SUPPLIED ENTRIES:
==================================================
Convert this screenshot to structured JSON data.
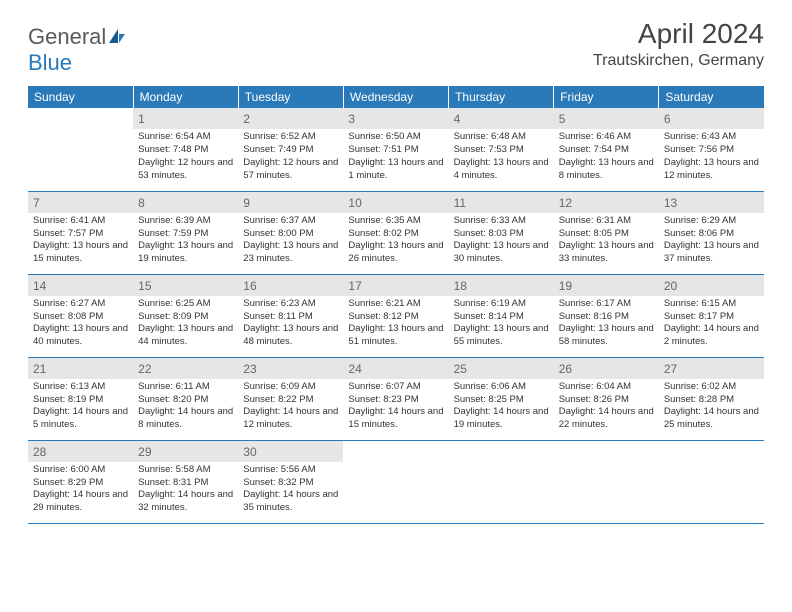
{
  "logo": {
    "text1": "General",
    "text2": "Blue"
  },
  "title": "April 2024",
  "location": "Trautskirchen, Germany",
  "weekdays": [
    "Sunday",
    "Monday",
    "Tuesday",
    "Wednesday",
    "Thursday",
    "Friday",
    "Saturday"
  ],
  "colors": {
    "header_bg": "#2a7ab9",
    "header_text": "#ffffff",
    "day_num": "#666666",
    "body_text": "#333333",
    "shaded_bg": "#e6e6e6",
    "row_border": "#2a7ab9",
    "logo_gray": "#5a5a5a",
    "logo_blue": "#2a7ab9"
  },
  "fonts": {
    "title_size": 28,
    "location_size": 16,
    "weekday_size": 12,
    "daynum_size": 12,
    "info_size": 9.5
  },
  "first_day_column": 1,
  "days": [
    {
      "n": 1,
      "sunrise": "6:54 AM",
      "sunset": "7:48 PM",
      "daylight": "12 hours and 53 minutes."
    },
    {
      "n": 2,
      "sunrise": "6:52 AM",
      "sunset": "7:49 PM",
      "daylight": "12 hours and 57 minutes."
    },
    {
      "n": 3,
      "sunrise": "6:50 AM",
      "sunset": "7:51 PM",
      "daylight": "13 hours and 1 minute."
    },
    {
      "n": 4,
      "sunrise": "6:48 AM",
      "sunset": "7:53 PM",
      "daylight": "13 hours and 4 minutes."
    },
    {
      "n": 5,
      "sunrise": "6:46 AM",
      "sunset": "7:54 PM",
      "daylight": "13 hours and 8 minutes."
    },
    {
      "n": 6,
      "sunrise": "6:43 AM",
      "sunset": "7:56 PM",
      "daylight": "13 hours and 12 minutes."
    },
    {
      "n": 7,
      "sunrise": "6:41 AM",
      "sunset": "7:57 PM",
      "daylight": "13 hours and 15 minutes."
    },
    {
      "n": 8,
      "sunrise": "6:39 AM",
      "sunset": "7:59 PM",
      "daylight": "13 hours and 19 minutes."
    },
    {
      "n": 9,
      "sunrise": "6:37 AM",
      "sunset": "8:00 PM",
      "daylight": "13 hours and 23 minutes."
    },
    {
      "n": 10,
      "sunrise": "6:35 AM",
      "sunset": "8:02 PM",
      "daylight": "13 hours and 26 minutes."
    },
    {
      "n": 11,
      "sunrise": "6:33 AM",
      "sunset": "8:03 PM",
      "daylight": "13 hours and 30 minutes."
    },
    {
      "n": 12,
      "sunrise": "6:31 AM",
      "sunset": "8:05 PM",
      "daylight": "13 hours and 33 minutes."
    },
    {
      "n": 13,
      "sunrise": "6:29 AM",
      "sunset": "8:06 PM",
      "daylight": "13 hours and 37 minutes."
    },
    {
      "n": 14,
      "sunrise": "6:27 AM",
      "sunset": "8:08 PM",
      "daylight": "13 hours and 40 minutes."
    },
    {
      "n": 15,
      "sunrise": "6:25 AM",
      "sunset": "8:09 PM",
      "daylight": "13 hours and 44 minutes."
    },
    {
      "n": 16,
      "sunrise": "6:23 AM",
      "sunset": "8:11 PM",
      "daylight": "13 hours and 48 minutes."
    },
    {
      "n": 17,
      "sunrise": "6:21 AM",
      "sunset": "8:12 PM",
      "daylight": "13 hours and 51 minutes."
    },
    {
      "n": 18,
      "sunrise": "6:19 AM",
      "sunset": "8:14 PM",
      "daylight": "13 hours and 55 minutes."
    },
    {
      "n": 19,
      "sunrise": "6:17 AM",
      "sunset": "8:16 PM",
      "daylight": "13 hours and 58 minutes."
    },
    {
      "n": 20,
      "sunrise": "6:15 AM",
      "sunset": "8:17 PM",
      "daylight": "14 hours and 2 minutes."
    },
    {
      "n": 21,
      "sunrise": "6:13 AM",
      "sunset": "8:19 PM",
      "daylight": "14 hours and 5 minutes."
    },
    {
      "n": 22,
      "sunrise": "6:11 AM",
      "sunset": "8:20 PM",
      "daylight": "14 hours and 8 minutes."
    },
    {
      "n": 23,
      "sunrise": "6:09 AM",
      "sunset": "8:22 PM",
      "daylight": "14 hours and 12 minutes."
    },
    {
      "n": 24,
      "sunrise": "6:07 AM",
      "sunset": "8:23 PM",
      "daylight": "14 hours and 15 minutes."
    },
    {
      "n": 25,
      "sunrise": "6:06 AM",
      "sunset": "8:25 PM",
      "daylight": "14 hours and 19 minutes."
    },
    {
      "n": 26,
      "sunrise": "6:04 AM",
      "sunset": "8:26 PM",
      "daylight": "14 hours and 22 minutes."
    },
    {
      "n": 27,
      "sunrise": "6:02 AM",
      "sunset": "8:28 PM",
      "daylight": "14 hours and 25 minutes."
    },
    {
      "n": 28,
      "sunrise": "6:00 AM",
      "sunset": "8:29 PM",
      "daylight": "14 hours and 29 minutes."
    },
    {
      "n": 29,
      "sunrise": "5:58 AM",
      "sunset": "8:31 PM",
      "daylight": "14 hours and 32 minutes."
    },
    {
      "n": 30,
      "sunrise": "5:56 AM",
      "sunset": "8:32 PM",
      "daylight": "14 hours and 35 minutes."
    }
  ]
}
==================================================
WHAT YOU SHOULD DO: Quote every line word for word and keep the images out of the copy.

ANSWER FOR THIS EXERCISE:
Convert this screenshot to structured JSON data.
{
  "logo": {
    "text1": "General",
    "text2": "Blue"
  },
  "title": "April 2024",
  "location": "Trautskirchen, Germany",
  "weekdays": [
    "Sunday",
    "Monday",
    "Tuesday",
    "Wednesday",
    "Thursday",
    "Friday",
    "Saturday"
  ],
  "colors": {
    "header_bg": "#2a7ab9",
    "header_text": "#ffffff",
    "day_num": "#666666",
    "body_text": "#333333",
    "shaded_bg": "#e6e6e6",
    "row_border": "#2a7ab9",
    "logo_gray": "#5a5a5a",
    "logo_blue": "#2a7ab9"
  },
  "fonts": {
    "title_size": 28,
    "location_size": 16,
    "weekday_size": 12,
    "daynum_size": 12,
    "info_size": 9.5
  },
  "first_day_column": 1,
  "days": [
    {
      "n": 1,
      "sunrise": "6:54 AM",
      "sunset": "7:48 PM",
      "daylight": "12 hours and 53 minutes."
    },
    {
      "n": 2,
      "sunrise": "6:52 AM",
      "sunset": "7:49 PM",
      "daylight": "12 hours and 57 minutes."
    },
    {
      "n": 3,
      "sunrise": "6:50 AM",
      "sunset": "7:51 PM",
      "daylight": "13 hours and 1 minute."
    },
    {
      "n": 4,
      "sunrise": "6:48 AM",
      "sunset": "7:53 PM",
      "daylight": "13 hours and 4 minutes."
    },
    {
      "n": 5,
      "sunrise": "6:46 AM",
      "sunset": "7:54 PM",
      "daylight": "13 hours and 8 minutes."
    },
    {
      "n": 6,
      "sunrise": "6:43 AM",
      "sunset": "7:56 PM",
      "daylight": "13 hours and 12 minutes."
    },
    {
      "n": 7,
      "sunrise": "6:41 AM",
      "sunset": "7:57 PM",
      "daylight": "13 hours and 15 minutes."
    },
    {
      "n": 8,
      "sunrise": "6:39 AM",
      "sunset": "7:59 PM",
      "daylight": "13 hours and 19 minutes."
    },
    {
      "n": 9,
      "sunrise": "6:37 AM",
      "sunset": "8:00 PM",
      "daylight": "13 hours and 23 minutes."
    },
    {
      "n": 10,
      "sunrise": "6:35 AM",
      "sunset": "8:02 PM",
      "daylight": "13 hours and 26 minutes."
    },
    {
      "n": 11,
      "sunrise": "6:33 AM",
      "sunset": "8:03 PM",
      "daylight": "13 hours and 30 minutes."
    },
    {
      "n": 12,
      "sunrise": "6:31 AM",
      "sunset": "8:05 PM",
      "daylight": "13 hours and 33 minutes."
    },
    {
      "n": 13,
      "sunrise": "6:29 AM",
      "sunset": "8:06 PM",
      "daylight": "13 hours and 37 minutes."
    },
    {
      "n": 14,
      "sunrise": "6:27 AM",
      "sunset": "8:08 PM",
      "daylight": "13 hours and 40 minutes."
    },
    {
      "n": 15,
      "sunrise": "6:25 AM",
      "sunset": "8:09 PM",
      "daylight": "13 hours and 44 minutes."
    },
    {
      "n": 16,
      "sunrise": "6:23 AM",
      "sunset": "8:11 PM",
      "daylight": "13 hours and 48 minutes."
    },
    {
      "n": 17,
      "sunrise": "6:21 AM",
      "sunset": "8:12 PM",
      "daylight": "13 hours and 51 minutes."
    },
    {
      "n": 18,
      "sunrise": "6:19 AM",
      "sunset": "8:14 PM",
      "daylight": "13 hours and 55 minutes."
    },
    {
      "n": 19,
      "sunrise": "6:17 AM",
      "sunset": "8:16 PM",
      "daylight": "13 hours and 58 minutes."
    },
    {
      "n": 20,
      "sunrise": "6:15 AM",
      "sunset": "8:17 PM",
      "daylight": "14 hours and 2 minutes."
    },
    {
      "n": 21,
      "sunrise": "6:13 AM",
      "sunset": "8:19 PM",
      "daylight": "14 hours and 5 minutes."
    },
    {
      "n": 22,
      "sunrise": "6:11 AM",
      "sunset": "8:20 PM",
      "daylight": "14 hours and 8 minutes."
    },
    {
      "n": 23,
      "sunrise": "6:09 AM",
      "sunset": "8:22 PM",
      "daylight": "14 hours and 12 minutes."
    },
    {
      "n": 24,
      "sunrise": "6:07 AM",
      "sunset": "8:23 PM",
      "daylight": "14 hours and 15 minutes."
    },
    {
      "n": 25,
      "sunrise": "6:06 AM",
      "sunset": "8:25 PM",
      "daylight": "14 hours and 19 minutes."
    },
    {
      "n": 26,
      "sunrise": "6:04 AM",
      "sunset": "8:26 PM",
      "daylight": "14 hours and 22 minutes."
    },
    {
      "n": 27,
      "sunrise": "6:02 AM",
      "sunset": "8:28 PM",
      "daylight": "14 hours and 25 minutes."
    },
    {
      "n": 28,
      "sunrise": "6:00 AM",
      "sunset": "8:29 PM",
      "daylight": "14 hours and 29 minutes."
    },
    {
      "n": 29,
      "sunrise": "5:58 AM",
      "sunset": "8:31 PM",
      "daylight": "14 hours and 32 minutes."
    },
    {
      "n": 30,
      "sunrise": "5:56 AM",
      "sunset": "8:32 PM",
      "daylight": "14 hours and 35 minutes."
    }
  ]
}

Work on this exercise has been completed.